▸ EXTRACTED MATERIAL:
>>

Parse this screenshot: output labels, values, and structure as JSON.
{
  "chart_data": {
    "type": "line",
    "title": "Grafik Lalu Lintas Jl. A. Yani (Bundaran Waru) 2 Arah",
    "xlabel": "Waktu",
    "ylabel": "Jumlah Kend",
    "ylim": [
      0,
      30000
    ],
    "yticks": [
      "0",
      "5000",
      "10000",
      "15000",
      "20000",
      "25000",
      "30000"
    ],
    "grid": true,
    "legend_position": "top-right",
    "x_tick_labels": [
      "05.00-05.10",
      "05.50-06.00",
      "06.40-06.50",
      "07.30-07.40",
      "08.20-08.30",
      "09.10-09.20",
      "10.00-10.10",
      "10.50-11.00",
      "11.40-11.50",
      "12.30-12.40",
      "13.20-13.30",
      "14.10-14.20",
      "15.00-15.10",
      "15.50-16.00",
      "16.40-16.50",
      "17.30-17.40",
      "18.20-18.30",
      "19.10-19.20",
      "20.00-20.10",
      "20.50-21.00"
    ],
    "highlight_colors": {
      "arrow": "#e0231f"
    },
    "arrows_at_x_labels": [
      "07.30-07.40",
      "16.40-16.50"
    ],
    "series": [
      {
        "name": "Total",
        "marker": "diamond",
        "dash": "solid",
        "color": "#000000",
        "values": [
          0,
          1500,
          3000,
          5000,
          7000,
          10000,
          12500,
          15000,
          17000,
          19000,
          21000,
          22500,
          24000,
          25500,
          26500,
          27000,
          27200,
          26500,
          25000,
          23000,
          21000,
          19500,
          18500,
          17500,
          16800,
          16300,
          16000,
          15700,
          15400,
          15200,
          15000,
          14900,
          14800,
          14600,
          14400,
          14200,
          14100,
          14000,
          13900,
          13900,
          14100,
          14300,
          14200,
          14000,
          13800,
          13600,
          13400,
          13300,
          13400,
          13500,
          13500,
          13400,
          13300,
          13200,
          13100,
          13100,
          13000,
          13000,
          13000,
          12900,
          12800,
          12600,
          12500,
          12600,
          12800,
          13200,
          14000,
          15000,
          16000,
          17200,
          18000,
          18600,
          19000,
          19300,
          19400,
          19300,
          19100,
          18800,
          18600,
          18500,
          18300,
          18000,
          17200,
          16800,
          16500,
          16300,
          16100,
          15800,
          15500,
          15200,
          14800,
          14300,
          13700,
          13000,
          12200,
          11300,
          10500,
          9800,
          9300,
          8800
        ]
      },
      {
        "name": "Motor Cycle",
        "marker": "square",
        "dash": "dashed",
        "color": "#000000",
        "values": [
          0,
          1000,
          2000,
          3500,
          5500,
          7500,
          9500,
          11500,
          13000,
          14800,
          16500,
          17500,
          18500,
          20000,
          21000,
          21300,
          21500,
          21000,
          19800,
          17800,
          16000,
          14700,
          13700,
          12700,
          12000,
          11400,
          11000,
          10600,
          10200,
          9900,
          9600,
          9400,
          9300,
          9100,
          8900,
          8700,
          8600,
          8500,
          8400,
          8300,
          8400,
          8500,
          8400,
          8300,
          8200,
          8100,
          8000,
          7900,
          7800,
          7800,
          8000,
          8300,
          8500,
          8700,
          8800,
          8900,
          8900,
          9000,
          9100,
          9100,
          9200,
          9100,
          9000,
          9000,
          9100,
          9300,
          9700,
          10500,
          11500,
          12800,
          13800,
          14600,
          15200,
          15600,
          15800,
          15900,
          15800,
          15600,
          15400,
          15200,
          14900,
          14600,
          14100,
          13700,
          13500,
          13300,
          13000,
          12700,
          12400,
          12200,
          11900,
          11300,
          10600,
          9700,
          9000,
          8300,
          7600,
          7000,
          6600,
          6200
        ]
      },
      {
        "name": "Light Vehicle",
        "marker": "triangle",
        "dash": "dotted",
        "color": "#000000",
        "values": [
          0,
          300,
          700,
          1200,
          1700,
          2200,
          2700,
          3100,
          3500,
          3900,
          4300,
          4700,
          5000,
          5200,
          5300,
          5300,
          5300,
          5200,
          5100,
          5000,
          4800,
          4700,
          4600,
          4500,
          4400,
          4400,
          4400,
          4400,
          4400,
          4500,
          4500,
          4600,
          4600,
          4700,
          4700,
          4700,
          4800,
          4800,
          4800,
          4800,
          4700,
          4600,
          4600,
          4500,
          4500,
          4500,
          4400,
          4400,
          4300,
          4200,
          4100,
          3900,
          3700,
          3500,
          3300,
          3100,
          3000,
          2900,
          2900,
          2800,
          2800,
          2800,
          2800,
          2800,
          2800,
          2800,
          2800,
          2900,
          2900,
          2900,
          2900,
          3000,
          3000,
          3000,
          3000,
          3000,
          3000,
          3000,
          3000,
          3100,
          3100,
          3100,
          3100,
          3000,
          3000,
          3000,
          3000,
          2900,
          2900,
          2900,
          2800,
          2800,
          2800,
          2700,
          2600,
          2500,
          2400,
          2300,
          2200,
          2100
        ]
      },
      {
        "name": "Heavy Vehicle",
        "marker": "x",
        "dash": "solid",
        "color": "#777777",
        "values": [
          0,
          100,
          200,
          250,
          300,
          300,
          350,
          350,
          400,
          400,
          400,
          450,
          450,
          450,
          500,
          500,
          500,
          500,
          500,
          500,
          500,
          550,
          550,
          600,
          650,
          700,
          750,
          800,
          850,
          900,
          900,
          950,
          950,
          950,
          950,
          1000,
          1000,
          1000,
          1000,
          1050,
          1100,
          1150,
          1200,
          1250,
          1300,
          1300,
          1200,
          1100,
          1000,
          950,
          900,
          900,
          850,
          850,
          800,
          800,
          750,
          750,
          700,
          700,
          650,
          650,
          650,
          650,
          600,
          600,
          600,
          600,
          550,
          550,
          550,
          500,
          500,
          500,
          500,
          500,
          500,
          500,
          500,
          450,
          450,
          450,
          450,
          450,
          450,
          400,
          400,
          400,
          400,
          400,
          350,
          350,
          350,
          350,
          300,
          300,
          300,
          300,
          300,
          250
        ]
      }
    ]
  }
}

<<

▸ CHALLENGE: Report the number of lines in the listing that include the string "Vehicle"; give nothing but the number.

▸ THE REPLY: 2